__WHAT TO DO__: Rewrite everything from the line containing "y-tick-label: 1 — [76, 201, 86, 219]" down to the line containing "x-tick-label: 140 — [773, 376, 802, 394]" as a Markdown table with two columns, Row and Entry text, numbering each line in Row and leaving out blank lines.
-*-
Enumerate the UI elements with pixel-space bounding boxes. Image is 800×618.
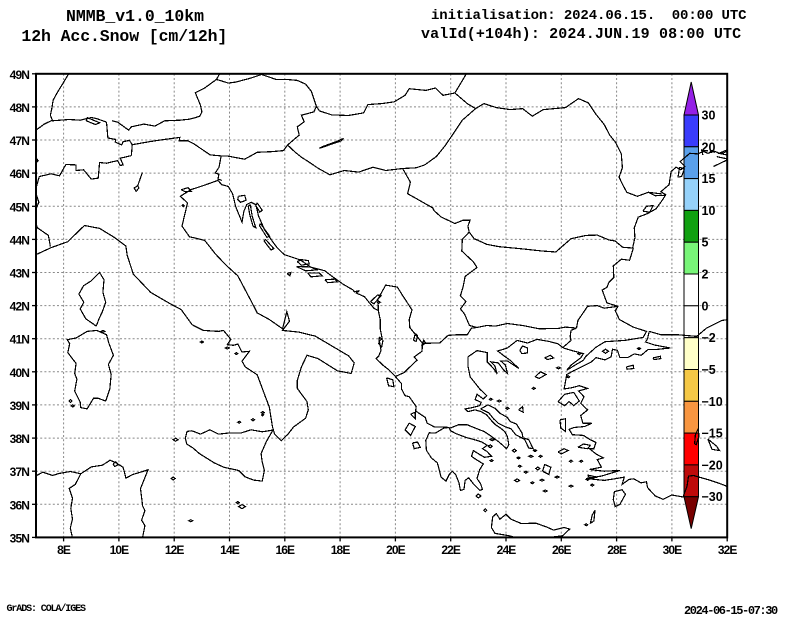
- svg-text:22E: 22E: [441, 543, 461, 557]
- svg-text:44N: 44N: [10, 233, 30, 247]
- svg-text:10E: 10E: [110, 543, 130, 557]
- svg-text:40N: 40N: [10, 366, 30, 380]
- svg-text:−2: −2: [702, 331, 716, 345]
- svg-text:35N: 35N: [10, 531, 30, 545]
- svg-text:26E: 26E: [552, 543, 572, 557]
- svg-text:36N: 36N: [10, 498, 30, 512]
- svg-text:30E: 30E: [663, 543, 683, 557]
- svg-text:20: 20: [702, 140, 716, 154]
- svg-text:−5: −5: [702, 363, 716, 377]
- svg-text:20E: 20E: [386, 543, 406, 557]
- svg-text:14E: 14E: [220, 543, 240, 557]
- svg-text:24E: 24E: [497, 543, 517, 557]
- svg-text:43N: 43N: [10, 267, 30, 281]
- svg-text:0: 0: [702, 299, 709, 313]
- svg-text:5: 5: [702, 236, 709, 250]
- svg-text:−15: −15: [702, 427, 723, 441]
- svg-text:47N: 47N: [10, 134, 30, 148]
- svg-text:32E: 32E: [718, 543, 738, 557]
- svg-text:46N: 46N: [10, 167, 30, 181]
- svg-text:−10: −10: [702, 395, 723, 409]
- svg-text:42N: 42N: [10, 300, 30, 314]
- svg-text:−30: −30: [702, 490, 723, 504]
- svg-text:2: 2: [702, 268, 709, 282]
- svg-text:16E: 16E: [275, 543, 295, 557]
- svg-text:30: 30: [702, 109, 716, 123]
- svg-text:8E: 8E: [57, 543, 71, 557]
- svg-text:41N: 41N: [10, 333, 30, 347]
- svg-text:15: 15: [702, 172, 716, 186]
- svg-text:−20: −20: [702, 458, 723, 472]
- svg-text:10: 10: [702, 204, 716, 218]
- svg-text:45N: 45N: [10, 200, 30, 214]
- svg-text:28E: 28E: [607, 543, 627, 557]
- svg-text:48N: 48N: [10, 101, 30, 115]
- svg-text:18E: 18E: [331, 543, 351, 557]
- svg-text:37N: 37N: [10, 465, 30, 479]
- svg-text:39N: 39N: [10, 399, 30, 413]
- svg-text:38N: 38N: [10, 432, 30, 446]
- svg-text:12E: 12E: [165, 543, 185, 557]
- svg-text:49N: 49N: [10, 68, 30, 82]
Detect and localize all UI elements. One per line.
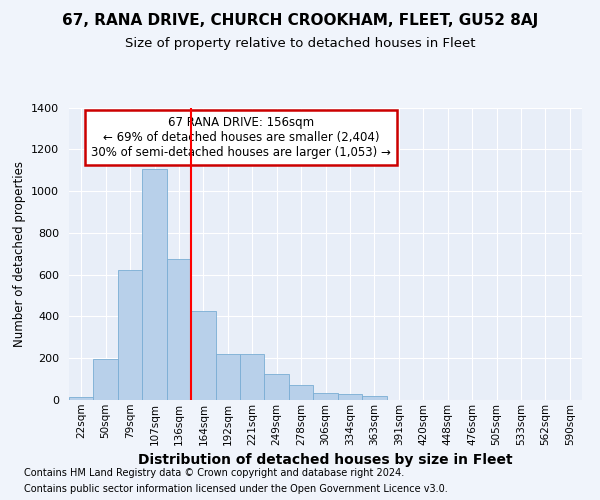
Y-axis label: Number of detached properties: Number of detached properties bbox=[13, 161, 26, 347]
Bar bbox=[142, 169, 167, 400]
Bar bbox=[191, 311, 215, 400]
Bar bbox=[240, 354, 265, 400]
X-axis label: Distribution of detached houses by size in Fleet: Distribution of detached houses by size … bbox=[138, 453, 513, 467]
Bar bbox=[215, 354, 240, 400]
Text: 67 RANA DRIVE: 156sqm
← 69% of detached houses are smaller (2,404)
30% of semi-d: 67 RANA DRIVE: 156sqm ← 69% of detached … bbox=[91, 116, 391, 160]
Bar bbox=[94, 360, 118, 400]
Text: Contains public sector information licensed under the Open Government Licence v3: Contains public sector information licen… bbox=[24, 484, 448, 494]
Bar bbox=[265, 374, 289, 400]
Bar bbox=[167, 259, 191, 400]
Bar bbox=[118, 270, 142, 400]
Text: Contains HM Land Registry data © Crown copyright and database right 2024.: Contains HM Land Registry data © Crown c… bbox=[24, 468, 404, 477]
Bar bbox=[362, 396, 386, 400]
Bar bbox=[289, 386, 313, 400]
Text: Size of property relative to detached houses in Fleet: Size of property relative to detached ho… bbox=[125, 38, 475, 51]
Text: 67, RANA DRIVE, CHURCH CROOKHAM, FLEET, GU52 8AJ: 67, RANA DRIVE, CHURCH CROOKHAM, FLEET, … bbox=[62, 12, 538, 28]
Bar bbox=[313, 392, 338, 400]
Bar bbox=[69, 397, 94, 400]
Bar bbox=[338, 394, 362, 400]
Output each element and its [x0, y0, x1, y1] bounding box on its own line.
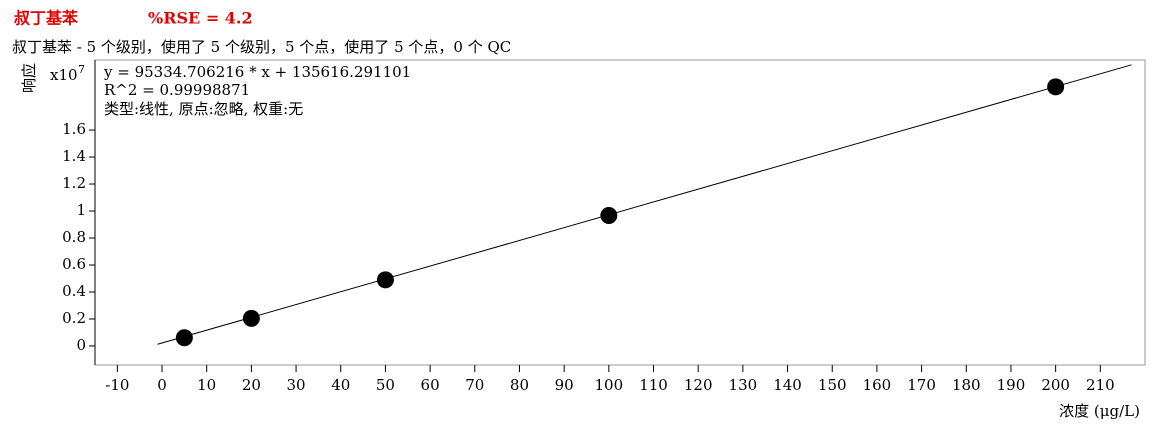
y-tick-label: 1 — [76, 201, 86, 219]
x-tick-label: 170 — [907, 376, 936, 394]
header-rse: %RSE = 4.2 — [148, 9, 253, 28]
x-tick-label: 150 — [818, 376, 847, 394]
x-tick-label: 90 — [555, 376, 574, 394]
annotation: R^2 = 0.99998871 — [104, 81, 250, 99]
x-tick-label: 80 — [510, 376, 529, 394]
x-tick-label: -10 — [105, 376, 129, 394]
data-point — [376, 271, 394, 289]
x-tick-label: 130 — [729, 376, 758, 394]
x-tick-label: 200 — [1041, 376, 1070, 394]
x-tick-label: 100 — [595, 376, 624, 394]
x-tick-label: 40 — [331, 376, 350, 394]
x-tick-label: 50 — [376, 376, 395, 394]
x-tick-label: 70 — [465, 376, 484, 394]
x-tick-label: 210 — [1086, 376, 1115, 394]
data-point — [242, 309, 260, 327]
x-tick-label: 160 — [863, 376, 892, 394]
x-tick-label: 190 — [997, 376, 1026, 394]
y-unit-exponent: 7 — [78, 63, 85, 76]
x-tick-label: 180 — [952, 376, 981, 394]
x-tick-label: 30 — [287, 376, 306, 394]
annotation: y = 95334.706216 * x + 135616.291101 — [103, 63, 411, 81]
y-tick-label: 1.2 — [62, 174, 86, 192]
y-axis-label: 响应 — [20, 63, 38, 93]
y-tick-label: 0.6 — [62, 255, 86, 273]
x-tick-label: 20 — [242, 376, 261, 394]
x-tick-label: 140 — [773, 376, 802, 394]
x-axis-label: 浓度 (μg/L) — [1059, 402, 1140, 420]
x-tick-label: 60 — [421, 376, 440, 394]
x-tick-label: 110 — [639, 376, 668, 394]
fit-line — [157, 64, 1132, 345]
y-tick-label: 0.8 — [62, 228, 86, 246]
data-point — [1047, 78, 1065, 96]
data-point — [600, 206, 618, 224]
chart-title: 叔丁基苯 - 5 个级别，使用了 5 个级别，5 个点，使用了 5 个点，0 个… — [12, 38, 511, 56]
y-unit-base: x10 — [50, 66, 78, 84]
y-tick-label: 1.6 — [62, 120, 86, 138]
header-compound: 叔丁基苯 — [14, 9, 79, 28]
y-tick-label: 0 — [76, 336, 86, 354]
x-tick-label: 120 — [684, 376, 713, 394]
x-tick-label: 10 — [197, 376, 216, 394]
data-point — [175, 329, 193, 347]
y-tick-label: 1.4 — [62, 147, 86, 165]
y-tick-label: 0.2 — [62, 309, 86, 327]
annotation: 类型:线性, 原点:忽略, 权重:无 — [104, 100, 303, 118]
x-tick-label: 0 — [157, 376, 167, 394]
y-tick-label: 0.4 — [62, 282, 86, 300]
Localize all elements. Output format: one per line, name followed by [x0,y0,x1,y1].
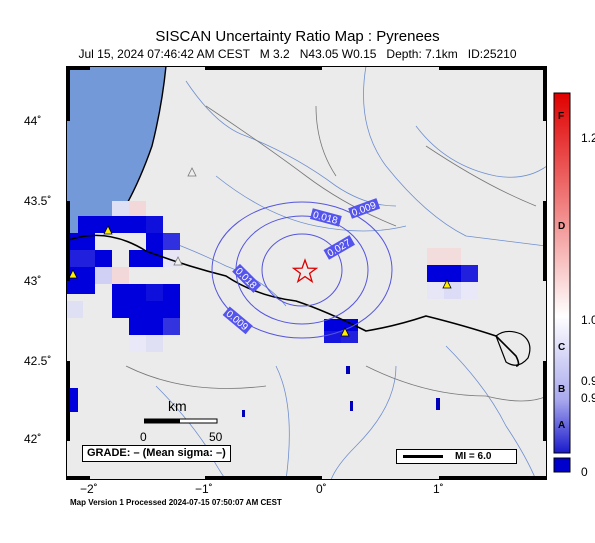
legend-value-0-9b: 0.9 [581,391,595,405]
map-border-ticks [66,66,547,480]
lat-label-43: 43˚ [24,274,42,288]
contour-label-bg [232,263,262,293]
station-triangle-icon [173,256,183,266]
legend-letter-d: D [558,221,566,232]
region-outline [495,330,531,366]
legend-letter-b: B [558,384,566,395]
station-triangle-icon [442,279,452,289]
legend-value-0: 0 [581,465,588,479]
scale-start: 0 [140,430,147,444]
contour-label-bg [323,235,355,260]
legend-value-1-0: 1.0 [581,313,595,327]
coastline [66,66,167,242]
lat-label-42: 42˚ [24,432,42,446]
station-triangle-icon [103,225,113,235]
lat-label-42-5: 42.5˚ [24,354,52,368]
contour-label-bg [348,198,381,219]
legend-value-0-9a: 0.9 [581,374,595,388]
lat-label-44: 44˚ [24,114,42,128]
lon-label-minus2: −2˚ [80,482,98,496]
color-scale [553,92,571,473]
legend-letter-c: C [558,342,566,353]
mi-label: MI = 6.0 [455,451,492,462]
scale-end: 50 [209,430,223,444]
lon-label-1: 1˚ [433,482,444,496]
scale-unit: km [168,398,187,414]
map-canvas[interactable]: 0.009 0.018 0.027 0.018 0.009 [66,66,547,480]
contour-label-bg [222,306,253,335]
station-markers [68,167,452,337]
station-triangle-icon [187,167,197,177]
lat-label-43-5: 43.5˚ [24,194,52,208]
scale-bar [144,418,218,424]
legend-value-1-2: 1.2 [581,131,595,145]
legend-letter-f: F [558,111,565,122]
contour-label-bg [309,208,342,227]
country-border [66,234,520,367]
sea-area [66,66,166,241]
epicenter-star-icon[interactable] [291,258,319,284]
map-subtitle: Jul 15, 2024 07:46:42 AM CEST M 3.2 N43.… [78,47,517,61]
reservoirs [242,366,440,417]
legend-letter-a: A [558,420,566,431]
lon-label-minus1: −1˚ [195,482,213,496]
processed-footer: Map Version 1 Processed 2024-07-15 07:50… [70,498,282,507]
grade-box: GRADE: – (Mean sigma: –) [82,445,231,462]
lon-label-0: 0˚ [316,482,327,496]
map-title: SISCAN Uncertainty Ratio Map : Pyrenees [155,28,440,45]
mi-line [403,455,443,458]
mi-box: MI = 6.0 [396,449,517,464]
station-triangle-icon [68,269,78,279]
station-triangle-icon [340,327,350,337]
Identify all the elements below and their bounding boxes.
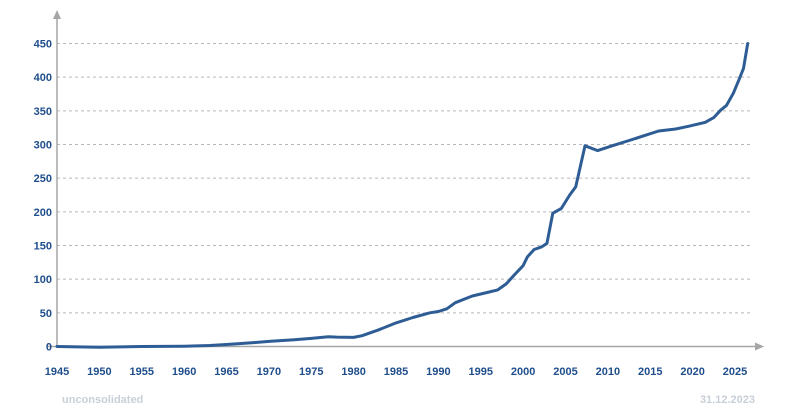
x-tick-label: 1960 — [172, 366, 196, 378]
y-tick-label: 100 — [34, 274, 52, 286]
x-tick-label: 1965 — [214, 366, 238, 378]
y-axis-arrow-icon — [53, 10, 61, 19]
x-tick-labels: 1945 1950 1955 1960 1965 1970 1975 1980 1985 1990… — [45, 366, 747, 378]
x-tick-label: 2000 — [511, 366, 535, 378]
x-tick-label: 1980 — [341, 366, 365, 378]
y-tick-label: 450 — [34, 39, 52, 51]
footnote-left: unconsolidated — [62, 394, 143, 406]
y-tick-label: 150 — [34, 241, 52, 253]
x-tick-label: 2010 — [596, 366, 620, 378]
series-line — [55, 42, 750, 349]
y-tick-label: 350 — [34, 106, 52, 118]
y-tick-label: 250 — [34, 173, 52, 185]
x-tick-label: 2025 — [723, 366, 747, 378]
x-tick-label: 2015 — [638, 366, 662, 378]
x-tick-label: 1945 — [45, 366, 69, 378]
x-axis-arrow-icon — [755, 342, 764, 351]
x-tick-label: 1955 — [130, 366, 154, 378]
x-tick-label: 1985 — [384, 366, 408, 378]
x-tick-label: 1950 — [87, 366, 111, 378]
x-tick-label: 1995 — [469, 366, 493, 378]
y-tick-label: 200 — [34, 207, 52, 219]
x-tick-label: 1970 — [257, 366, 281, 378]
x-tick-label: 2005 — [553, 366, 577, 378]
axes — [47, 10, 764, 351]
y-tick-labels: 0 50 100 150 200 250 300 350 400 450 — [34, 39, 52, 354]
y-tick-label: 300 — [34, 140, 52, 152]
x-tick-label: 1990 — [426, 366, 450, 378]
series-layer — [55, 42, 750, 349]
y-tick-label: 0 — [46, 342, 52, 354]
y-tick-label: 50 — [40, 308, 52, 320]
x-tick-label: 2020 — [680, 366, 704, 378]
x-tick-label: 1975 — [299, 366, 323, 378]
grid-lines — [57, 43, 750, 314]
footnote-right: 31.12.2023 — [700, 394, 755, 406]
y-tick-label: 400 — [34, 72, 52, 84]
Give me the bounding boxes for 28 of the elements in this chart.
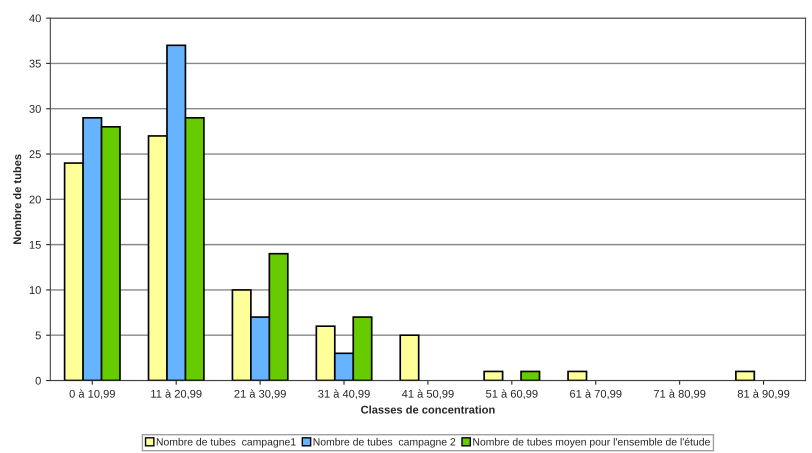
y-tick-label: 15 [30, 241, 41, 249]
x-tick-label: 71 à 80,99 [654, 389, 706, 400]
y-tick-label: 40 [29, 14, 41, 22]
y-tick-label: 0 [36, 376, 41, 385]
x-tick-label: 0 à 10,99 [70, 389, 115, 400]
y-tick-label: 35 [29, 60, 41, 68]
x-tick-label: 61 à 70,99 [570, 389, 622, 400]
bar [520, 370, 540, 381]
legend-label: Nombre de tubes moyen pour l'ensemble de l'étude [473, 438, 710, 448]
y-tick-label: 5 [36, 332, 41, 340]
legend-label: Nombre de tubes campagne 2 [314, 438, 456, 448]
x-tick-label: 81 à 90,99 [738, 389, 790, 400]
y-tick-label: 25 [30, 150, 41, 158]
y-axis-title: Nombre de tubes [13, 154, 22, 244]
x-tick-label: 21 à 30,99 [234, 389, 286, 400]
bar [399, 334, 420, 381]
y-tick-label: 20 [30, 196, 41, 204]
bar [735, 370, 756, 381]
x-tick-label: 31 à 40,99 [318, 389, 370, 400]
x-tick-label: 51 à 60,99 [486, 389, 538, 400]
bar [483, 370, 504, 381]
x-tick-label: 11 à 20,99 [151, 389, 202, 400]
bar [567, 370, 588, 381]
y-tick-label: 30 [29, 104, 41, 113]
x-axis-title: Classes de concentration [361, 405, 495, 414]
legend-label: Nombre de tubes campagne1 [156, 438, 296, 448]
x-tick-label: 41 à 50,99 [402, 389, 454, 400]
y-tick-label: 10 [30, 286, 41, 294]
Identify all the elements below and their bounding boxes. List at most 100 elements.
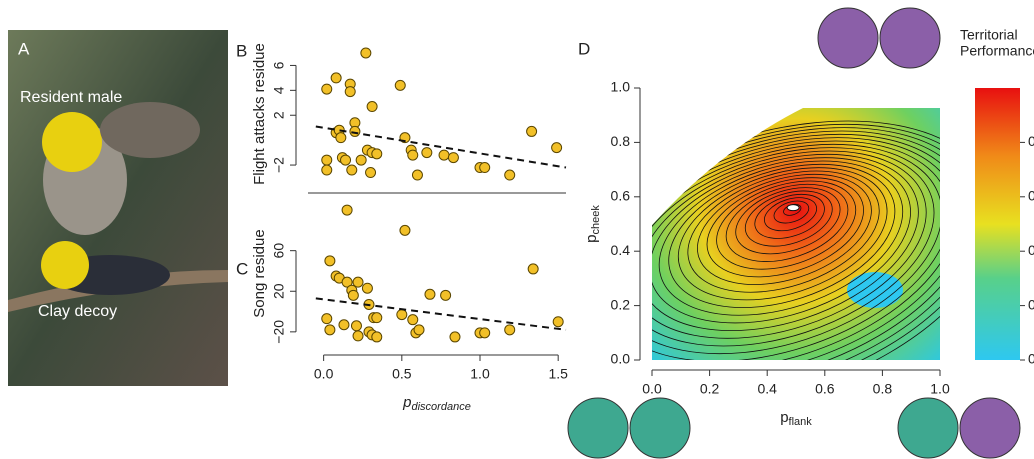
point: [413, 324, 425, 336]
panel-label: D: [578, 39, 590, 58]
contour-line: [697, 173, 872, 285]
y-tick-label: 0.0: [611, 351, 631, 367]
y-tick-label: 2: [271, 111, 287, 119]
point: [371, 331, 383, 343]
point: [330, 72, 342, 84]
point: [411, 169, 423, 181]
colorbar: [975, 88, 1020, 360]
x-tick-label: 0.6: [815, 381, 835, 397]
contour-line: [725, 183, 849, 262]
y-tick-label: 0.2: [611, 296, 631, 312]
point: [360, 47, 372, 59]
colorbar-tick-label: 0.6: [1028, 188, 1034, 204]
point: [361, 282, 373, 294]
point: [324, 255, 336, 267]
y-axis-title: Flight attacks residue: [251, 43, 268, 185]
point: [407, 314, 419, 326]
point: [324, 324, 336, 336]
contour-line: [652, 130, 940, 360]
contour-line: [735, 187, 841, 255]
point: [347, 289, 359, 301]
axis-title-main: p: [583, 235, 600, 243]
point: [340, 154, 352, 166]
trend-line: [315, 297, 567, 331]
x-tick-label: 1.0: [930, 381, 950, 397]
panel-label: A: [18, 39, 30, 58]
point: [344, 86, 356, 98]
point: [338, 319, 350, 331]
point: [349, 125, 361, 137]
contour-line: [764, 197, 818, 232]
axis-title-sub: cheek: [590, 205, 602, 235]
x-tick-label: 0.5: [392, 366, 412, 382]
point: [440, 289, 452, 301]
point: [479, 327, 491, 339]
point: [394, 79, 406, 91]
contour-line: [652, 137, 940, 360]
point: [346, 164, 358, 176]
panel-label: C: [236, 259, 248, 278]
contour-line: [754, 193, 825, 239]
x-tick-label: 0.4: [757, 381, 777, 397]
point: [447, 152, 459, 164]
point: [366, 101, 378, 113]
point: [321, 164, 333, 176]
contour-line: [687, 170, 880, 293]
panel-label: B: [236, 41, 247, 60]
axis-title-sub: flank: [789, 416, 813, 428]
colorbar-tick-label: 0.4: [1028, 242, 1034, 258]
contour-line: [658, 160, 904, 316]
contour-line: [716, 180, 857, 270]
point: [341, 204, 353, 216]
bird-head: [42, 112, 102, 172]
contour-line: [744, 190, 833, 247]
y-tick-label: 20: [271, 283, 287, 299]
caption: Clay decoy: [38, 303, 117, 320]
point: [438, 149, 450, 161]
y-tick-label: 4: [271, 86, 287, 94]
y-tick-label: 0.4: [611, 242, 631, 258]
peak: [786, 204, 800, 212]
contour-line: [668, 163, 896, 308]
point: [371, 312, 383, 324]
y-tick-label: 1.0: [611, 79, 631, 95]
point: [352, 276, 364, 288]
x-tick-label: 0.0: [314, 366, 334, 382]
y-tick-label: 6: [271, 61, 287, 69]
y-tick-label: 60: [271, 243, 287, 259]
point: [421, 147, 433, 159]
contour-line: [652, 150, 927, 339]
contour-line: [652, 143, 940, 355]
contour-line: [652, 153, 919, 332]
point: [396, 309, 408, 321]
y-tick-label: −20: [271, 320, 287, 344]
point: [552, 316, 564, 328]
point: [526, 125, 538, 137]
y-tick-label: 0.6: [611, 188, 631, 204]
point: [399, 224, 411, 236]
axis-title: pflank: [780, 409, 812, 428]
point: [350, 320, 362, 332]
decoy-head: [41, 241, 89, 289]
y-tick-label: −2: [271, 157, 287, 173]
colorbar-title: Territorial: [960, 27, 1018, 43]
point: [479, 162, 491, 174]
colorbar-tick-label: 0.8: [1028, 133, 1034, 149]
point: [551, 142, 563, 154]
x-tick-label: 0.2: [700, 381, 720, 397]
bird-wing: [100, 102, 200, 158]
trend-line: [315, 125, 567, 169]
point: [527, 263, 539, 275]
point: [335, 132, 347, 144]
panel-a: A Resident male Clay decoy: [8, 30, 228, 386]
point: [341, 276, 353, 288]
point: [321, 313, 333, 325]
colorbar-tick-label: 0.0: [1028, 351, 1034, 367]
axis-title-sub: discordance: [412, 401, 471, 413]
contour-line: [706, 177, 864, 278]
point: [352, 330, 364, 342]
point: [321, 154, 333, 166]
contour-line: [652, 157, 911, 324]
-*-
__EXPECTED ANSWER__:
| Row | Entry text |
|---|---|
| 1 | y-tick-label: 1 — [76, 201, 86, 219] |
| 2 | x-tick-label: 170 — [907, 376, 936, 394] |
| 3 | header-rse: %RSE = 4.2 — [148, 9, 253, 28] |
| 4 | x-tick-label: 150 — [818, 376, 847, 394] |
| 5 | x-tick-label: 90 — [555, 376, 574, 394] |
| 6 | annotation: R^2 = 0.99998871 — [104, 81, 250, 99] |
| 7 | x-tick-label: 80 — [510, 376, 529, 394] |
| 8 | x-tick-label: -10 — [105, 376, 129, 394] |
| 9 | data-point — [376, 271, 394, 289] |
| 10 | x-tick-label: 130 — [729, 376, 758, 394] |
| 11 | x-tick-label: 200 — [1041, 376, 1070, 394] |
| 12 | x-tick-label: 100 — [595, 376, 624, 394] |
| 13 | x-tick-label: 40 — [331, 376, 350, 394] |
| 14 | x-tick-label: 50 — [376, 376, 395, 394] |
| 15 | x-tick-label: 70 — [465, 376, 484, 394] |
| 16 | x-tick-label: 210 — [1086, 376, 1115, 394] |
| 17 | data-point — [242, 309, 260, 327] |
| 18 | x-tick-label: 160 — [863, 376, 892, 394] |
| 19 | x-tick-label: 190 — [997, 376, 1026, 394] |
| 20 | y-unit-exponent: 7 — [78, 63, 85, 76] |
| 21 | x-tick-label: 180 — [952, 376, 981, 394] |
| 22 | x-tick-label: 30 — [287, 376, 306, 394] |
| 23 | annotation: y = 95334.706216 * x + 135616.291101 — [103, 63, 411, 81] |
| 24 | y-tick-label: 1.2 — [62, 174, 86, 192] |
| 25 | y-axis-label: 响应 — [20, 63, 38, 93] |
| 26 | y-tick-label: 0.6 — [62, 255, 86, 273] |
| 27 | x-tick-label: 20 — [242, 376, 261, 394] |
| 28 | x-tick-label: 140 — [773, 376, 802, 394] |